#### Extracted data

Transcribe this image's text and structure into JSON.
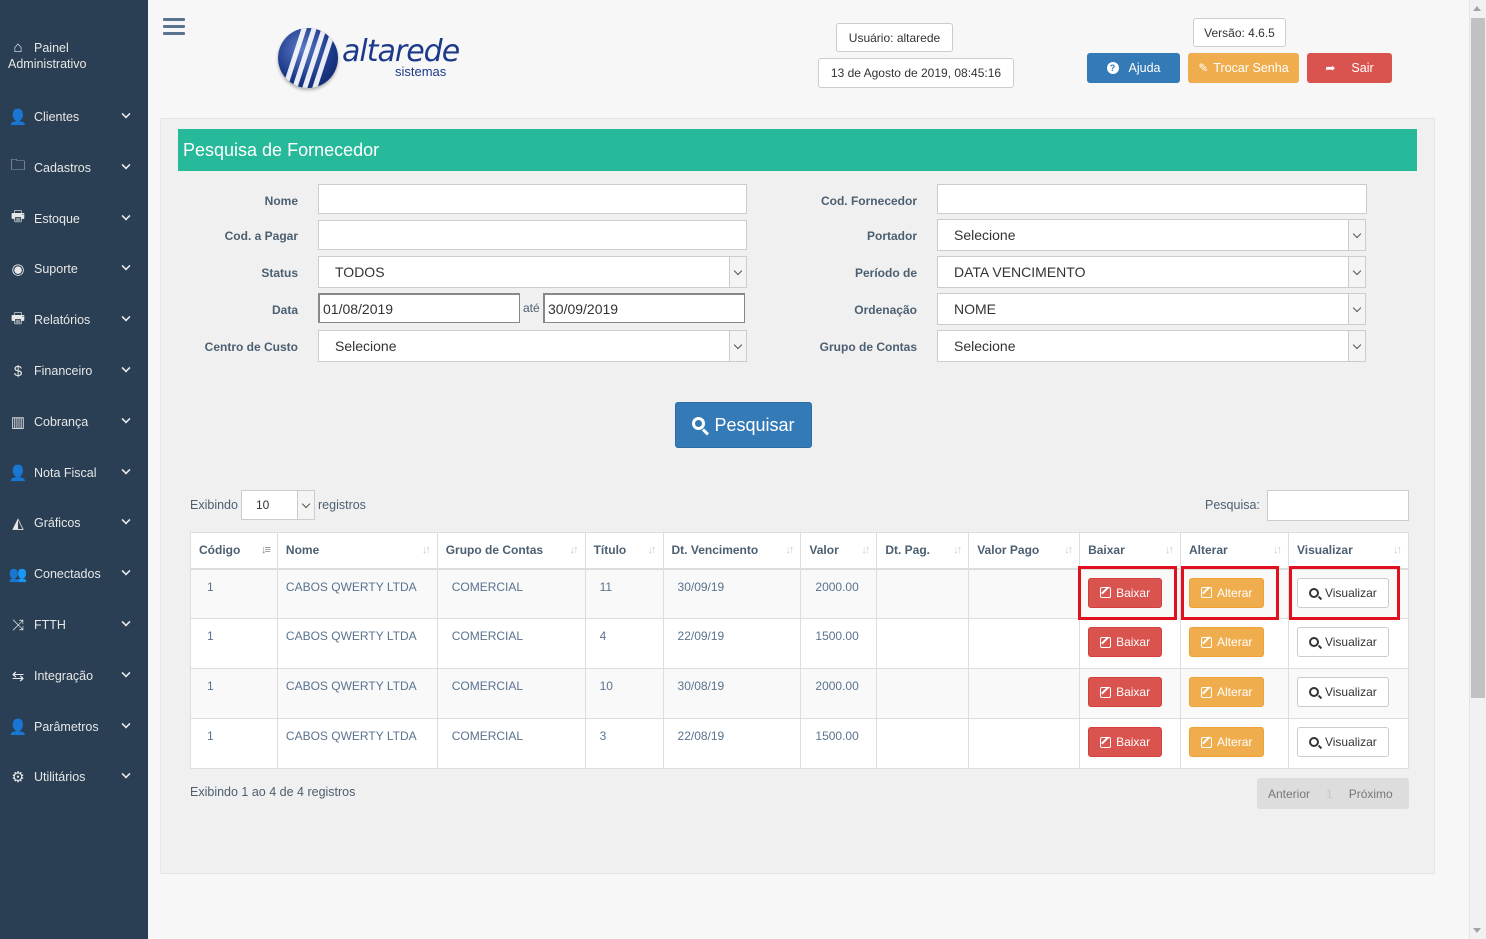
{
  "sidebar": {
    "home": {
      "label_line1": "Painel",
      "label_line2": "Administrativo",
      "icon": "home-icon"
    },
    "items": [
      {
        "label": "Clientes",
        "icon": "user-icon",
        "glyph": "👤"
      },
      {
        "label": "Cadastros",
        "icon": "folder-icon",
        "glyph": "🗀"
      },
      {
        "label": "Estoque",
        "icon": "print-icon",
        "glyph": "🖶"
      },
      {
        "label": "Suporte",
        "icon": "lifebuoy-icon",
        "glyph": "◉"
      },
      {
        "label": "Relatórios",
        "icon": "print-icon",
        "glyph": "🖶"
      },
      {
        "label": "Financeiro",
        "icon": "dollar-icon",
        "glyph": "$"
      },
      {
        "label": "Cobrança",
        "icon": "barcode-icon",
        "glyph": "▥"
      },
      {
        "label": "Nota Fiscal",
        "icon": "user-icon",
        "glyph": "👤"
      },
      {
        "label": "Gráficos",
        "icon": "area-chart-icon",
        "glyph": "◭"
      },
      {
        "label": "Conectados",
        "icon": "users-icon",
        "glyph": "👥"
      },
      {
        "label": "FTTH",
        "icon": "random-icon",
        "glyph": "⤨"
      },
      {
        "label": "Integração",
        "icon": "exchange-icon",
        "glyph": "⇆"
      },
      {
        "label": "Parâmetros",
        "icon": "user-icon",
        "glyph": "👤"
      },
      {
        "label": "Utilitários",
        "icon": "cogs-icon",
        "glyph": "⚙"
      }
    ]
  },
  "header": {
    "logo_text": "altarede",
    "logo_sub": "sistemas",
    "user": "Usuário: altarede",
    "datetime": "13 de Agosto de 2019, 08:45:16",
    "version": "Versão: 4.6.5",
    "help_label": "Ajuda",
    "change_password_label": "Trocar Senha",
    "logout_label": "Sair"
  },
  "colors": {
    "sidebar": "#2a3f54",
    "title_bar": "#26b99a",
    "primary": "#337ab7",
    "danger": "#d9534f",
    "warning": "#f0ad4e",
    "highlight": "#e0101e"
  },
  "form": {
    "title": "Pesquisa de Fornecedor",
    "nome_label": "Nome",
    "nome_value": "",
    "cod_pagar_label": "Cod. a Pagar",
    "cod_pagar_value": "",
    "status_label": "Status",
    "status_value": "TODOS",
    "data_label": "Data",
    "data_from": "01/08/2019",
    "ate": "até",
    "data_to": "30/09/2019",
    "centro_label": "Centro de Custo",
    "centro_value": "Selecione",
    "cod_fornecedor_label": "Cod. Fornecedor",
    "cod_fornecedor_value": "",
    "portador_label": "Portador",
    "portador_value": "Selecione",
    "periodo_label": "Período de",
    "periodo_value": "DATA VENCIMENTO",
    "ordenacao_label": "Ordenação",
    "ordenacao_value": "NOME",
    "grupo_label": "Grupo de Contas",
    "grupo_value": "Selecione",
    "search_button": "Pesquisar"
  },
  "table_controls": {
    "show_prefix": "Exibindo",
    "page_length": "10",
    "show_suffix": "registros",
    "search_label": "Pesquisa:",
    "search_value": "",
    "info": "Exibindo 1 ao 4 de 4 registros",
    "prev": "Anterior",
    "page": "1",
    "next": "Próximo"
  },
  "table": {
    "columns": [
      "Código",
      "Nome",
      "Grupo de Contas",
      "Título",
      "Dt. Vencimento",
      "Valor",
      "Dt. Pag.",
      "Valor Pago",
      "Baixar",
      "Alterar",
      "Visualizar"
    ],
    "action_labels": {
      "baixar": "Baixar",
      "alterar": "Alterar",
      "visualizar": "Visualizar"
    },
    "rows": [
      {
        "codigo": "1",
        "nome": "CABOS QWERTY LTDA",
        "grupo": "COMERCIAL",
        "titulo": "11",
        "vencimento": "30/09/19",
        "valor": "2000.00",
        "dt_pag": "",
        "valor_pago": ""
      },
      {
        "codigo": "1",
        "nome": "CABOS QWERTY LTDA",
        "grupo": "COMERCIAL",
        "titulo": "4",
        "vencimento": "22/09/19",
        "valor": "1500.00",
        "dt_pag": "",
        "valor_pago": ""
      },
      {
        "codigo": "1",
        "nome": "CABOS QWERTY LTDA",
        "grupo": "COMERCIAL",
        "titulo": "10",
        "vencimento": "30/08/19",
        "valor": "2000.00",
        "dt_pag": "",
        "valor_pago": ""
      },
      {
        "codigo": "1",
        "nome": "CABOS QWERTY LTDA",
        "grupo": "COMERCIAL",
        "titulo": "3",
        "vencimento": "22/08/19",
        "valor": "1500.00",
        "dt_pag": "",
        "valor_pago": ""
      }
    ]
  }
}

########

## Task requirements
Pictures are not part of the copy; reproduce everything else in the records exactly.

## Final result
Transcribe this image's text and structure into JSON.
{
  "sidebar": {
    "home": {
      "label_line1": "Painel",
      "label_line2": "Administrativo",
      "icon": "home-icon"
    },
    "items": [
      {
        "label": "Clientes",
        "icon": "user-icon",
        "glyph": "👤"
      },
      {
        "label": "Cadastros",
        "icon": "folder-icon",
        "glyph": "🗀"
      },
      {
        "label": "Estoque",
        "icon": "print-icon",
        "glyph": "🖶"
      },
      {
        "label": "Suporte",
        "icon": "lifebuoy-icon",
        "glyph": "◉"
      },
      {
        "label": "Relatórios",
        "icon": "print-icon",
        "glyph": "🖶"
      },
      {
        "label": "Financeiro",
        "icon": "dollar-icon",
        "glyph": "$"
      },
      {
        "label": "Cobrança",
        "icon": "barcode-icon",
        "glyph": "▥"
      },
      {
        "label": "Nota Fiscal",
        "icon": "user-icon",
        "glyph": "👤"
      },
      {
        "label": "Gráficos",
        "icon": "area-chart-icon",
        "glyph": "◭"
      },
      {
        "label": "Conectados",
        "icon": "users-icon",
        "glyph": "👥"
      },
      {
        "label": "FTTH",
        "icon": "random-icon",
        "glyph": "⤨"
      },
      {
        "label": "Integração",
        "icon": "exchange-icon",
        "glyph": "⇆"
      },
      {
        "label": "Parâmetros",
        "icon": "user-icon",
        "glyph": "👤"
      },
      {
        "label": "Utilitários",
        "icon": "cogs-icon",
        "glyph": "⚙"
      }
    ]
  },
  "header": {
    "logo_text": "altarede",
    "logo_sub": "sistemas",
    "user": "Usuário: altarede",
    "datetime": "13 de Agosto de 2019, 08:45:16",
    "version": "Versão: 4.6.5",
    "help_label": "Ajuda",
    "change_password_label": "Trocar Senha",
    "logout_label": "Sair"
  },
  "colors": {
    "sidebar": "#2a3f54",
    "title_bar": "#26b99a",
    "primary": "#337ab7",
    "danger": "#d9534f",
    "warning": "#f0ad4e",
    "highlight": "#e0101e"
  },
  "form": {
    "title": "Pesquisa de Fornecedor",
    "nome_label": "Nome",
    "nome_value": "",
    "cod_pagar_label": "Cod. a Pagar",
    "cod_pagar_value": "",
    "status_label": "Status",
    "status_value": "TODOS",
    "data_label": "Data",
    "data_from": "01/08/2019",
    "ate": "até",
    "data_to": "30/09/2019",
    "centro_label": "Centro de Custo",
    "centro_value": "Selecione",
    "cod_fornecedor_label": "Cod. Fornecedor",
    "cod_fornecedor_value": "",
    "portador_label": "Portador",
    "portador_value": "Selecione",
    "periodo_label": "Período de",
    "periodo_value": "DATA VENCIMENTO",
    "ordenacao_label": "Ordenação",
    "ordenacao_value": "NOME",
    "grupo_label": "Grupo de Contas",
    "grupo_value": "Selecione",
    "search_button": "Pesquisar"
  },
  "table_controls": {
    "show_prefix": "Exibindo",
    "page_length": "10",
    "show_suffix": "registros",
    "search_label": "Pesquisa:",
    "search_value": "",
    "info": "Exibindo 1 ao 4 de 4 registros",
    "prev": "Anterior",
    "page": "1",
    "next": "Próximo"
  },
  "table": {
    "columns": [
      "Código",
      "Nome",
      "Grupo de Contas",
      "Título",
      "Dt. Vencimento",
      "Valor",
      "Dt. Pag.",
      "Valor Pago",
      "Baixar",
      "Alterar",
      "Visualizar"
    ],
    "action_labels": {
      "baixar": "Baixar",
      "alterar": "Alterar",
      "visualizar": "Visualizar"
    },
    "rows": [
      {
        "codigo": "1",
        "nome": "CABOS QWERTY LTDA",
        "grupo": "COMERCIAL",
        "titulo": "11",
        "vencimento": "30/09/19",
        "valor": "2000.00",
        "dt_pag": "",
        "valor_pago": ""
      },
      {
        "codigo": "1",
        "nome": "CABOS QWERTY LTDA",
        "grupo": "COMERCIAL",
        "titulo": "4",
        "vencimento": "22/09/19",
        "valor": "1500.00",
        "dt_pag": "",
        "valor_pago": ""
      },
      {
        "codigo": "1",
        "nome": "CABOS QWERTY LTDA",
        "grupo": "COMERCIAL",
        "titulo": "10",
        "vencimento": "30/08/19",
        "valor": "2000.00",
        "dt_pag": "",
        "valor_pago": ""
      },
      {
        "codigo": "1",
        "nome": "CABOS QWERTY LTDA",
        "grupo": "COMERCIAL",
        "titulo": "3",
        "vencimento": "22/08/19",
        "valor": "1500.00",
        "dt_pag": "",
        "valor_pago": ""
      }
    ]
  }
}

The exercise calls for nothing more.